• _Stated problem_
Take every line that has the string "время" and copy it out.

• _Data to process_
------------------------------------------------------------
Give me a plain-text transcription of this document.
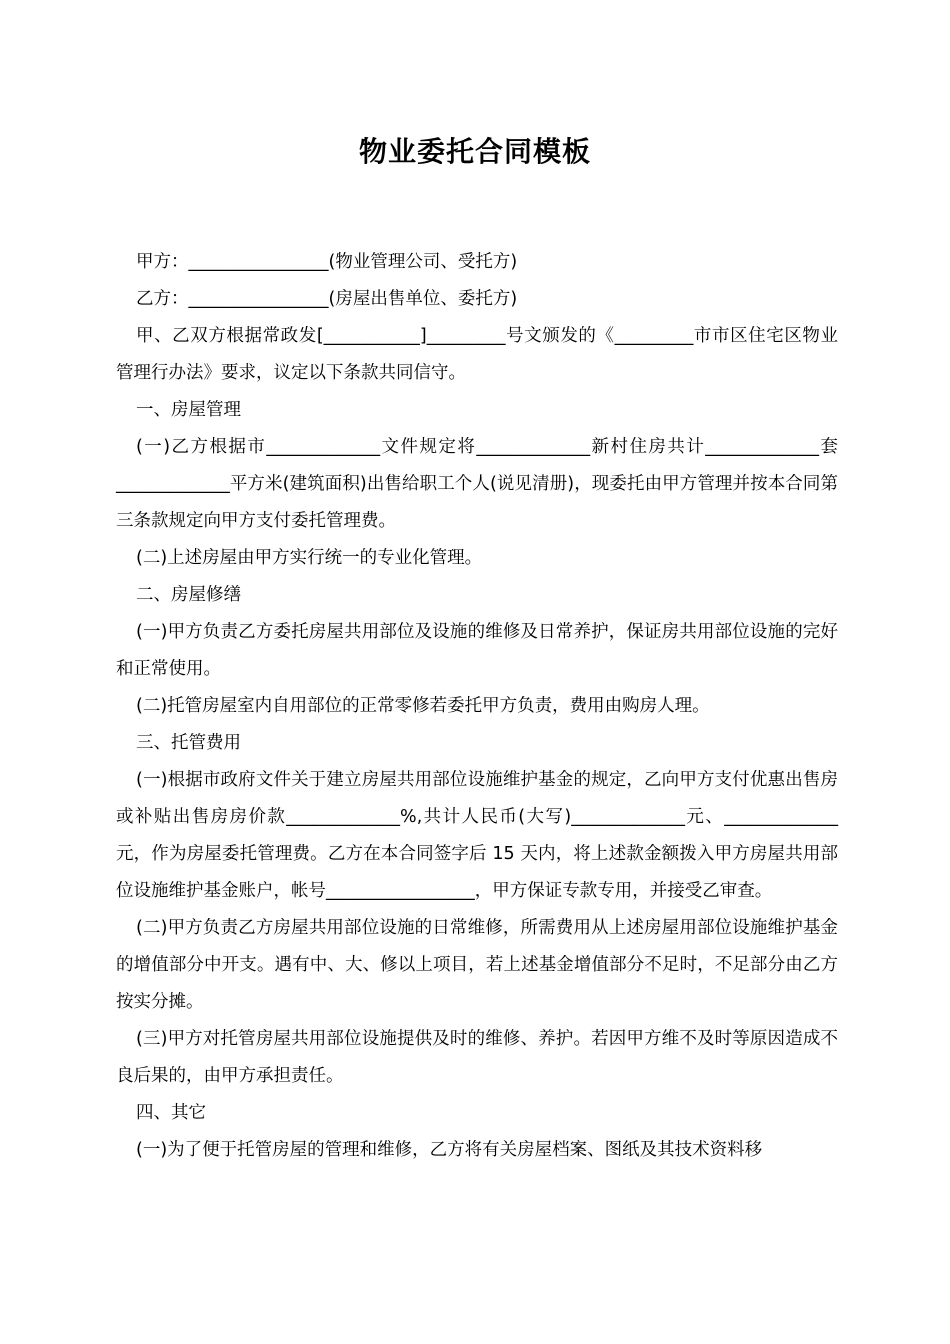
物业委托合同模板

甲方：________________(物业管理公司、受托方)

乙方：________________(房屋出售单位、委托方)

甲、乙双方根据常政发[___________]_________号文颁发的《_________市市区住宅区物业管理行办法》要求，议定以下条款共同信守。

一、房屋管理

(一)乙方根据市_____________文件规定将_____________新村住房共计_____________套_____________平方米(建筑面积)出售给职工个人(说见清册)，现委托由甲方管理并按本合同第三条款规定向甲方支付委托管理费。

(二)上述房屋由甲方实行统一的专业化管理。

二、房屋修缮

(一)甲方负责乙方委托房屋共用部位及设施的维修及日常养护，保证房共用部位设施的完好和正常使用。

(二)托管房屋室内自用部位的正常零修若委托甲方负责，费用由购房人理。

三、托管费用

(一)根据市政府文件关于建立房屋共用部位设施维护基金的规定，乙向甲方支付优惠出售房或补贴出售房房价款_____________%,共计人民币(大写)_____________元、_____________元，作为房屋委托管理费。乙方在本合同签字后 15 天内，将上述款金额拨入甲方房屋共用部位设施维护基金账户，帐号_________________，甲方保证专款专用，并接受乙审查。

(二)甲方负责乙方房屋共用部位设施的日常维修，所需费用从上述房屋用部位设施维护基金的增值部分中开支。遇有中、大、修以上项目，若上述基金增值部分不足时，不足部分由乙方按实分摊。

(三)甲方对托管房屋共用部位设施提供及时的维修、养护。若因甲方维不及时等原因造成不良后果的，由甲方承担责任。

四、其它

(一)为了便于托管房屋的管理和维修，乙方将有关房屋档案、图纸及其技术资料移
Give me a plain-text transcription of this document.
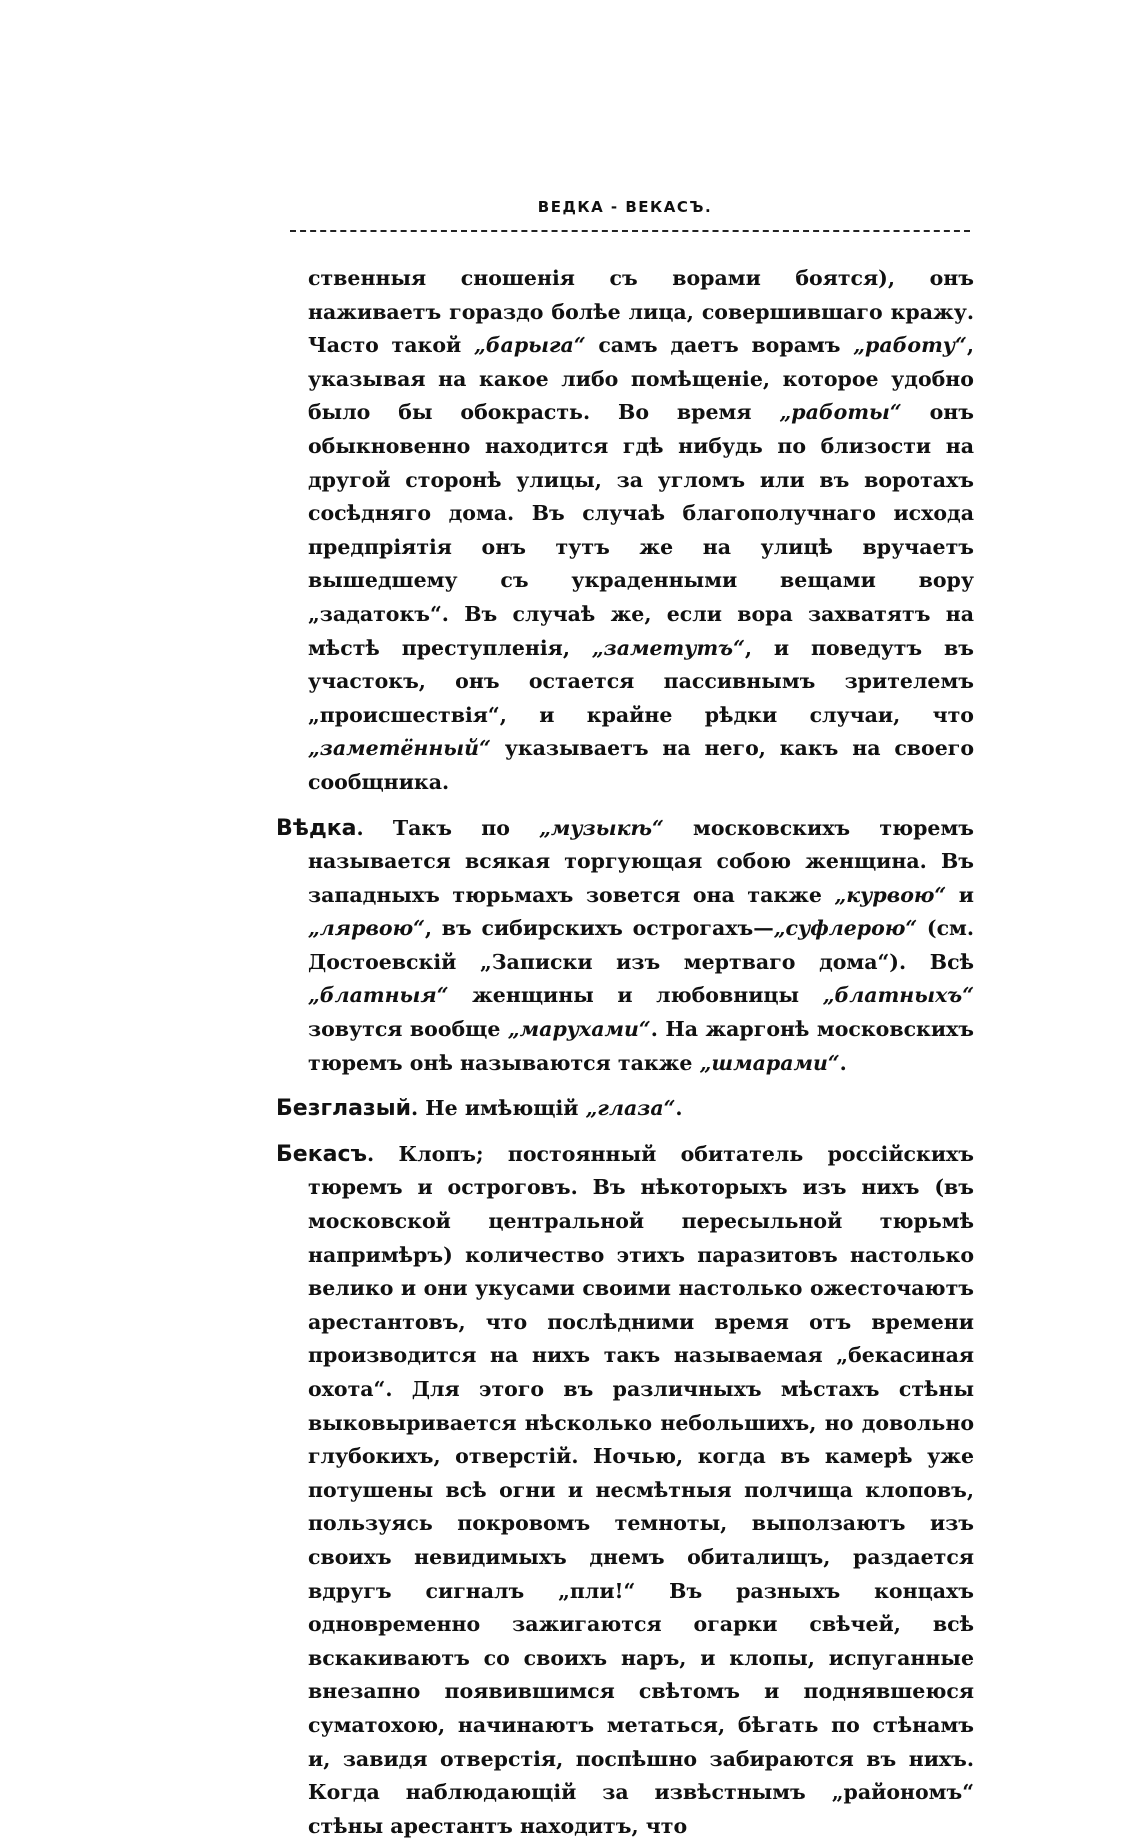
ВЕДКА - ВЕКАСЪ.

ственныя сношенія съ ворами боятся), онъ наживаетъ гораздо болѣе лица, совершившаго кражу. Часто такой „барыга“ самъ даетъ ворамъ „работу“, указывая на какое либо помѣщеніе, которое удобно было бы обокрасть. Во время „работы“ онъ обыкновенно находится гдѣ нибудь по близости на другой сторонѣ улицы, за угломъ или въ воротахъ сосѣдняго дома. Въ случаѣ благополучнаго исхода предпріятія онъ тутъ же на улицѣ вручаетъ вышедшему съ украденными вещами вору „задатокъ“. Въ случаѣ же, если вора захватятъ на мѣстѣ преступленія, „заметутъ“, и поведутъ въ участокъ, онъ остается пассивнымъ зрителемъ „происшествія“, и крайне рѣдки случаи, что „заметённый“ указываетъ на него, какъ на своего сообщника.

Вѣдка. Такъ по „музыкѣ“ московскихъ тюремъ называется всякая торгующая собою женщина. Въ западныхъ тюрьмахъ зовется она также „курвою“ и „лярвою“, въ сибирскихъ острогахъ—„суфлерою“ (см. Достоевскій „Записки изъ мертваго дома“). Всѣ „блатныя“ женщины и любовницы „блатныхъ“ зовутся вообще „марухами“. На жаргонѣ московскихъ тюремъ онѣ называются также „шмарами“.

Безглазый. Не имѣющій „глаза“.

Бекасъ. Клопъ; постоянный обитатель россійскихъ тюремъ и остроговъ. Въ нѣкоторыхъ изъ нихъ (въ московской центральной пересыльной тюрьмѣ напримѣръ) количество этихъ паразитовъ настолько велико и они укусами своими настолько ожесточаютъ арестантовъ, что послѣдними время отъ времени производится на нихъ такъ называемая „бекасиная охота“. Для этого въ различныхъ мѣстахъ стѣны выковыривается нѣсколько небольшихъ, но довольно глубокихъ, отверстій. Ночью, когда въ камерѣ уже потушены всѣ огни и несмѣтныя полчища клоповъ, пользуясь покровомъ темноты, выползаютъ изъ своихъ невидимыхъ днемъ обиталищъ, раздается вдругъ сигналъ „пли!“ Въ разныхъ концахъ одновременно зажигаются огарки свѣчей, всѣ вскакиваютъ со своихъ наръ, и клопы, испуганные внезапно появившимся свѣтомъ и поднявшеюся суматохою, начинаютъ метаться, бѣгать по стѣнамъ и, завидя отверстія, поспѣшно забираются въ нихъ. Когда наблюдающій за извѣстнымъ „райономъ“ стѣны арестантъ находитъ, что
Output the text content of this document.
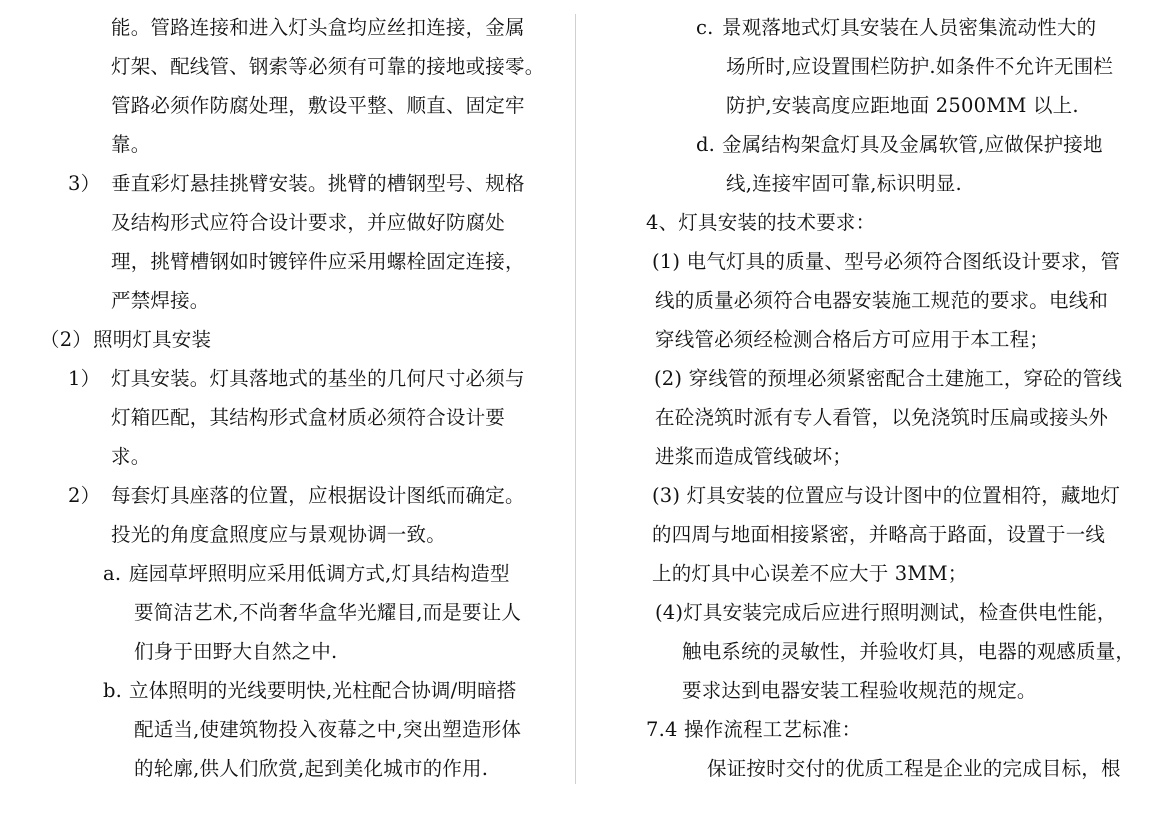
能。管路连接和进入灯头盒均应丝扣连接，金属
灯架、配线管、钢索等必须有可靠的接地或接零。
管路必须作防腐处理，敷设平整、顺直、固定牢
靠。
3） 垂直彩灯悬挂挑臂安装。挑臂的槽钢型号、规格
及结构形式应符合设计要求，并应做好防腐处
理，挑臂槽钢如时镀锌件应采用螺栓固定连接，
严禁焊接。
（2） 照明灯具安装
1） 灯具安装。灯具落地式的基坐的几何尺寸必须与
灯箱匹配，其结构形式盒材质必须符合设计要
求。
2） 每套灯具座落的位置，应根据设计图纸而确定。
投光的角度盒照度应与景观协调一致。
a. 庭园草坪照明应采用低调方式,灯具结构造型
要简洁艺术,不尚奢华盒华光耀目,而是要让人
们身于田野大自然之中.
b. 立体照明的光线要明快,光柱配合协调/明暗搭
配适当,使建筑物投入夜幕之中,突出塑造形体
的轮廓,供人们欣赏,起到美化城市的作用.
c. 景观落地式灯具安装在人员密集流动性大的
场所时,应设置围栏防护.如条件不允许无围栏
防护,安装高度应距地面 2500MM 以上.
d. 金属结构架盒灯具及金属软管,应做保护接地
线,连接牢固可靠,标识明显.
4、灯具安装的技术要求：
(1) 电气灯具的质量、型号必须符合图纸设计要求，管
线的质量必须符合电器安装施工规范的要求。电线和
穿线管必须经检测合格后方可应用于本工程；
(2) 穿线管的预埋必须紧密配合土建施工，穿砼的管线
在砼浇筑时派有专人看管，以免浇筑时压扁或接头外
进浆而造成管线破坏；
(3) 灯具安装的位置应与设计图中的位置相符，藏地灯
的四周与地面相接紧密，并略高于路面，设置于一线
上的灯具中心误差不应大于 3MM；
(4)灯具安装完成后应进行照明测试，检查供电性能，
触电系统的灵敏性，并验收灯具，电器的观感质量，
要求达到电器安装工程验收规范的规定。
7.4 操作流程工艺标准：
保证按时交付的优质工程是企业的完成目标，根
------------------------------------------------------------
• _Finished task_
ственныя сношенія съ ворами боятся), онъ наживаетъ гораздо болѣе лица, совершившаго кражу. Часто такой „барыга“ самъ даетъ ворамъ „работу“, указывая на какое либо помѣщеніе, которое удобно было бы обокрасть. Во время „работы“ онъ обыкновенно находится гдѣ нибудь по близости на другой сторонѣ улицы, за угломъ или въ воротахъ сосѣдняго дома. Въ случаѣ благополучнаго исхода предпріятія онъ тутъ же на улицѣ вручаетъ вышедшему съ украденными вещами вору „задатокъ“. Въ случаѣ же, если вора захватятъ на мѣстѣ преступленія, „заметутъ“, и поведутъ въ участокъ, онъ остается пассивнымъ зрителемъ „происшествія“, и крайне рѣдки случаи, что „заметённый“ указываетъ на него, какъ на своего сообщника.
Бекасъ. Клопъ; постоянный обитатель россійскихъ тюремъ и остроговъ. Въ нѣкоторыхъ изъ нихъ (въ московской центральной пересыльной тюрьмѣ напримѣръ) количество этихъ паразитовъ настолько велико и они укусами своими настолько ожесточаютъ арестантовъ, что послѣдними время отъ времени производится на нихъ такъ называемая „бекасиная охота“. Для этого въ различныхъ мѣстахъ стѣны выковыривается нѣсколько небольшихъ, но довольно глубокихъ, отверстій. Ночью, когда въ камерѣ уже потушены всѣ огни и несмѣтныя полчища клоповъ, пользуясь покровомъ темноты, выползаютъ изъ своихъ невидимыхъ днемъ обиталищъ, раздается вдругъ сигналъ „пли!“ Въ разныхъ концахъ одновременно зажигаются огарки свѣчей, всѣ вскакиваютъ со своихъ наръ, и клопы, испуганные внезапно появившимся свѣтомъ и поднявшеюся суматохою, начинаютъ метаться, бѣгать по стѣнамъ и, завидя отверстія, поспѣшно забираются въ нихъ. Когда наблюдающій за извѣстнымъ „райономъ“ стѣны арестантъ находитъ, что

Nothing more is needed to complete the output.